> Short task: Retype the listing below line for line, changing no characters.

◇ ◇ ◇

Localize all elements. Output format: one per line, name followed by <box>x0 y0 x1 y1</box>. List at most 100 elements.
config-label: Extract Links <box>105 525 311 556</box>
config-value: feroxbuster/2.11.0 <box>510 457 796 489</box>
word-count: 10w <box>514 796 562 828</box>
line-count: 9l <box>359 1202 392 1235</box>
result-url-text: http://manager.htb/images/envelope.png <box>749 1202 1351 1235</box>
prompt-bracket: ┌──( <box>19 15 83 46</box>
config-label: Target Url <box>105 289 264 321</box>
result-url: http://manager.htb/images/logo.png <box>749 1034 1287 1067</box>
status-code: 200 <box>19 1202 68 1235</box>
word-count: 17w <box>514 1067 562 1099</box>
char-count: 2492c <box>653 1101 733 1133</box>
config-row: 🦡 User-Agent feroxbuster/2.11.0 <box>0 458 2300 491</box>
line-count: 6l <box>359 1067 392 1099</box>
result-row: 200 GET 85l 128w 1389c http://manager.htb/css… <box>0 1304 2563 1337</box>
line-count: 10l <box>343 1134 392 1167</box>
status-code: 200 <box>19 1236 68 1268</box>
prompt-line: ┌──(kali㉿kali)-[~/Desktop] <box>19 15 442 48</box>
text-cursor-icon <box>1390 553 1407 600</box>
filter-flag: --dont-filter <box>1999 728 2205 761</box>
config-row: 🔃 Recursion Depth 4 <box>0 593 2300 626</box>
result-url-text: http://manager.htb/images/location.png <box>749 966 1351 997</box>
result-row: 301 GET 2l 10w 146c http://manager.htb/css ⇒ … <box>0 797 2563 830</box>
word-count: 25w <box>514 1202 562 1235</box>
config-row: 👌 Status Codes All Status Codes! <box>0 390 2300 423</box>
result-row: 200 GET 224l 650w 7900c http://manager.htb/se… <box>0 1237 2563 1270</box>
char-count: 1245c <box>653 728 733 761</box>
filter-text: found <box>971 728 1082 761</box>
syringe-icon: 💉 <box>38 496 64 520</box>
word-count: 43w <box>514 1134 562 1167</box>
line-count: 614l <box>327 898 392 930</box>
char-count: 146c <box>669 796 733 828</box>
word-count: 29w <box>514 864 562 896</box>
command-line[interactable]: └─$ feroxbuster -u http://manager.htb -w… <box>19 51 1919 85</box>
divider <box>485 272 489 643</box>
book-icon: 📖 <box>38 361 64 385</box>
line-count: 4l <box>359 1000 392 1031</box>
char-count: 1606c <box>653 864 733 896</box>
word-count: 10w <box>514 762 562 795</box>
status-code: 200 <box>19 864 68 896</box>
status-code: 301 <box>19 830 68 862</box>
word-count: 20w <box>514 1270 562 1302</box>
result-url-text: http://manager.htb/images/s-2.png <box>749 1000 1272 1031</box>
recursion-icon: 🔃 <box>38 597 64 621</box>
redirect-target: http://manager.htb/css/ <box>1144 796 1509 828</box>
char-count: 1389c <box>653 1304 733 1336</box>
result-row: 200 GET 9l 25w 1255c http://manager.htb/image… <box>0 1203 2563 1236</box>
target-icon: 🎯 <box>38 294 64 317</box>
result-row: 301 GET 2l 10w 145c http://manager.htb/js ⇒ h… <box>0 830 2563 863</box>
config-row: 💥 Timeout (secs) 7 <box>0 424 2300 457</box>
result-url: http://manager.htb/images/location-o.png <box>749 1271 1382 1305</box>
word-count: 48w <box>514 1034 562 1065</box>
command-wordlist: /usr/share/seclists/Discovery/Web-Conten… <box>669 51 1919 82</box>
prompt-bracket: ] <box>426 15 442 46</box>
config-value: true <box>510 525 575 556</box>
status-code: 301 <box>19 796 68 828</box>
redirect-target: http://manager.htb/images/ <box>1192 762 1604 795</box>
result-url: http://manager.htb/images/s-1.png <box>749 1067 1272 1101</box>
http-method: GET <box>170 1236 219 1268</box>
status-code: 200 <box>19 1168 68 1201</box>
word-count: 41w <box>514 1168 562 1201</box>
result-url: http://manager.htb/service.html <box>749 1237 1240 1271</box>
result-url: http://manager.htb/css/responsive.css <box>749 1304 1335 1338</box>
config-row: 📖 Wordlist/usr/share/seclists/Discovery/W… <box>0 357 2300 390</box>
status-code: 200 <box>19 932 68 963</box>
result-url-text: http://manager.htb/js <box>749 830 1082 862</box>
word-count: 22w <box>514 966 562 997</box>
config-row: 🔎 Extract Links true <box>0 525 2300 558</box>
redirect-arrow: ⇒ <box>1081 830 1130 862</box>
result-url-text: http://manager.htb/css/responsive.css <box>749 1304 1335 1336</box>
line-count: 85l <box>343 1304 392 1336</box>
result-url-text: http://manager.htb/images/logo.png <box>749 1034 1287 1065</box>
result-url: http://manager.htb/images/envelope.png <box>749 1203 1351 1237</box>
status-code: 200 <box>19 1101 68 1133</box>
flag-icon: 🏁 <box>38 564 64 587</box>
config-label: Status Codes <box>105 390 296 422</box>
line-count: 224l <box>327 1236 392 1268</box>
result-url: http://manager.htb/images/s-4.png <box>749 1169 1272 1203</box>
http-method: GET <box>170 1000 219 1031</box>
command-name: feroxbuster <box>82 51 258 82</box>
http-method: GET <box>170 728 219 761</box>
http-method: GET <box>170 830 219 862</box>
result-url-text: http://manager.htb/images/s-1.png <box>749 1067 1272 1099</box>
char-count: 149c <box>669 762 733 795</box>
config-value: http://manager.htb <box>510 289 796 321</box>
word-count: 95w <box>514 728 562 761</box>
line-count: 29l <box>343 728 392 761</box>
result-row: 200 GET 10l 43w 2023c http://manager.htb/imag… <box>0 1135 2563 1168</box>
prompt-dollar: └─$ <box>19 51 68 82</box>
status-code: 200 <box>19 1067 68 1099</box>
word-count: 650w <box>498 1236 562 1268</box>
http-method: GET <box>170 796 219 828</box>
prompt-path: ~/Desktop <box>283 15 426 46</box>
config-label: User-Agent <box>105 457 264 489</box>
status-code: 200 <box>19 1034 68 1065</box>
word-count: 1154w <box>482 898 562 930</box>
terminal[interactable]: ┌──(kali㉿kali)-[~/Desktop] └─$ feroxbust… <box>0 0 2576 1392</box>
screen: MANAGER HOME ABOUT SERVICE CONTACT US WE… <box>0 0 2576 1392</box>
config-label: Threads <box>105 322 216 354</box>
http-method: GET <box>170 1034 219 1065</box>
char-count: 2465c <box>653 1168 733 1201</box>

◇ ◇ ◇

> Problem solution:
Localize all elements. Output format: one per line, name followed by <box>x0 y0 x1 y1</box>. List at most 100 elements.
config-label: Extract Links <box>105 525 311 556</box>
config-value: feroxbuster/2.11.0 <box>510 457 796 489</box>
word-count: 10w <box>514 796 562 828</box>
line-count: 9l <box>359 1202 392 1235</box>
result-url-text: http://manager.htb/images/envelope.png <box>749 1202 1351 1235</box>
prompt-bracket: ┌──( <box>19 15 83 46</box>
config-label: Target Url <box>105 289 264 321</box>
result-url: http://manager.htb/images/logo.png <box>749 1034 1287 1067</box>
status-code: 200 <box>19 1202 68 1235</box>
word-count: 17w <box>514 1067 562 1099</box>
char-count: 2492c <box>653 1101 733 1133</box>
config-row: 🦡 User-Agent feroxbuster/2.11.0 <box>0 458 2300 491</box>
line-count: 6l <box>359 1067 392 1099</box>
result-row: 200 GET 85l 128w 1389c http://manager.htb/css… <box>0 1304 2563 1337</box>
line-count: 10l <box>343 1134 392 1167</box>
status-code: 200 <box>19 1236 68 1268</box>
prompt-line: ┌──(kali㉿kali)-[~/Desktop] <box>19 15 442 48</box>
text-cursor-icon <box>1390 553 1407 600</box>
filter-flag: --dont-filter <box>1999 728 2205 761</box>
config-row: 🔃 Recursion Depth 4 <box>0 593 2300 626</box>
result-url-text: http://manager.htb/images/location.png <box>749 966 1351 997</box>
result-row: 301 GET 2l 10w 146c http://manager.htb/css ⇒ … <box>0 797 2563 830</box>
word-count: 25w <box>514 1202 562 1235</box>
config-row: 👌 Status Codes All Status Codes! <box>0 390 2300 423</box>
result-row: 200 GET 224l 650w 7900c http://manager.htb/se… <box>0 1237 2563 1270</box>
char-count: 1245c <box>653 728 733 761</box>
filter-text: found <box>971 728 1082 761</box>
syringe-icon: 💉 <box>38 496 64 520</box>
word-count: 43w <box>514 1134 562 1167</box>
line-count: 614l <box>327 898 392 930</box>
char-count: 146c <box>669 796 733 828</box>
word-count: 29w <box>514 864 562 896</box>
command-line[interactable]: └─$ feroxbuster -u http://manager.htb -w… <box>19 51 1919 85</box>
divider <box>485 272 489 643</box>
book-icon: 📖 <box>38 361 64 385</box>
line-count: 4l <box>359 1000 392 1031</box>
char-count: 1606c <box>653 864 733 896</box>
word-count: 10w <box>514 762 562 795</box>
status-code: 200 <box>19 864 68 896</box>
status-code: 301 <box>19 830 68 862</box>
word-count: 20w <box>514 1270 562 1302</box>
result-url-text: http://manager.htb/images/s-2.png <box>749 1000 1272 1031</box>
recursion-icon: 🔃 <box>38 597 64 621</box>
redirect-target: http://manager.htb/css/ <box>1144 796 1509 828</box>
char-count: 1389c <box>653 1304 733 1336</box>
result-row: 200 GET 9l 25w 1255c http://manager.htb/image… <box>0 1203 2563 1236</box>
target-icon: 🎯 <box>38 294 64 317</box>
result-row: 301 GET 2l 10w 145c http://manager.htb/js ⇒ h… <box>0 830 2563 863</box>
config-row: 💥 Timeout (secs) 7 <box>0 424 2300 457</box>
result-url: http://manager.htb/images/location-o.png <box>749 1271 1382 1305</box>
word-count: 48w <box>514 1034 562 1065</box>
command-wordlist: /usr/share/seclists/Discovery/Web-Conten… <box>669 51 1919 82</box>
prompt-bracket: ] <box>426 15 442 46</box>
config-value: true <box>510 525 575 556</box>
status-code: 301 <box>19 796 68 828</box>
redirect-target: http://manager.htb/images/ <box>1192 762 1604 795</box>
result-url: http://manager.htb/images/s-1.png <box>749 1067 1272 1101</box>
http-method: GET <box>170 1236 219 1268</box>
status-code: 200 <box>19 1168 68 1201</box>
word-count: 41w <box>514 1168 562 1201</box>
result-url: http://manager.htb/service.html <box>749 1237 1240 1271</box>
result-url: http://manager.htb/css/responsive.css <box>749 1304 1335 1338</box>
config-row: 📖 Wordlist/usr/share/seclists/Discovery/W… <box>0 357 2300 390</box>
status-code: 200 <box>19 932 68 963</box>
result-url-text: http://manager.htb/js <box>749 830 1082 862</box>
word-count: 22w <box>514 966 562 997</box>
config-row: 🔎 Extract Links true <box>0 525 2300 558</box>
redirect-arrow: ⇒ <box>1081 830 1130 862</box>
result-url-text: http://manager.htb/css/responsive.css <box>749 1304 1335 1336</box>
line-count: 85l <box>343 1304 392 1336</box>
result-url-text: http://manager.htb/images/logo.png <box>749 1034 1287 1065</box>
result-url: http://manager.htb/images/envelope.png <box>749 1203 1351 1237</box>
status-code: 200 <box>19 1101 68 1133</box>
flag-icon: 🏁 <box>38 564 64 587</box>
config-label: Status Codes <box>105 390 296 422</box>
line-count: 224l <box>327 1236 392 1268</box>
result-url: http://manager.htb/images/s-4.png <box>749 1169 1272 1203</box>
http-method: GET <box>170 1000 219 1031</box>
command-name: feroxbuster <box>82 51 258 82</box>
http-method: GET <box>170 728 219 761</box>
http-method: GET <box>170 830 219 862</box>
result-url-text: http://manager.htb/images/s-1.png <box>749 1067 1272 1099</box>
char-count: 149c <box>669 762 733 795</box>
config-value: http://manager.htb <box>510 289 796 321</box>
word-count: 95w <box>514 728 562 761</box>
line-count: 29l <box>343 728 392 761</box>
result-row: 200 GET 10l 43w 2023c http://manager.htb/imag… <box>0 1135 2563 1168</box>
prompt-dollar: └─$ <box>19 51 68 82</box>
status-code: 200 <box>19 1067 68 1099</box>
word-count: 650w <box>498 1236 562 1268</box>
http-method: GET <box>170 796 219 828</box>
prompt-path: ~/Desktop <box>283 15 426 46</box>
config-label: User-Agent <box>105 457 264 489</box>
status-code: 200 <box>19 1034 68 1065</box>
word-count: 1154w <box>482 898 562 930</box>
terminal[interactable]: ┌──(kali㉿kali)-[~/Desktop] └─$ feroxbust… <box>0 0 2576 1392</box>
screen: MANAGER HOME ABOUT SERVICE CONTACT US WE… <box>0 0 2576 1392</box>
config-label: Threads <box>105 322 216 354</box>
http-method: GET <box>170 1034 219 1065</box>
char-count: 2465c <box>653 1168 733 1201</box>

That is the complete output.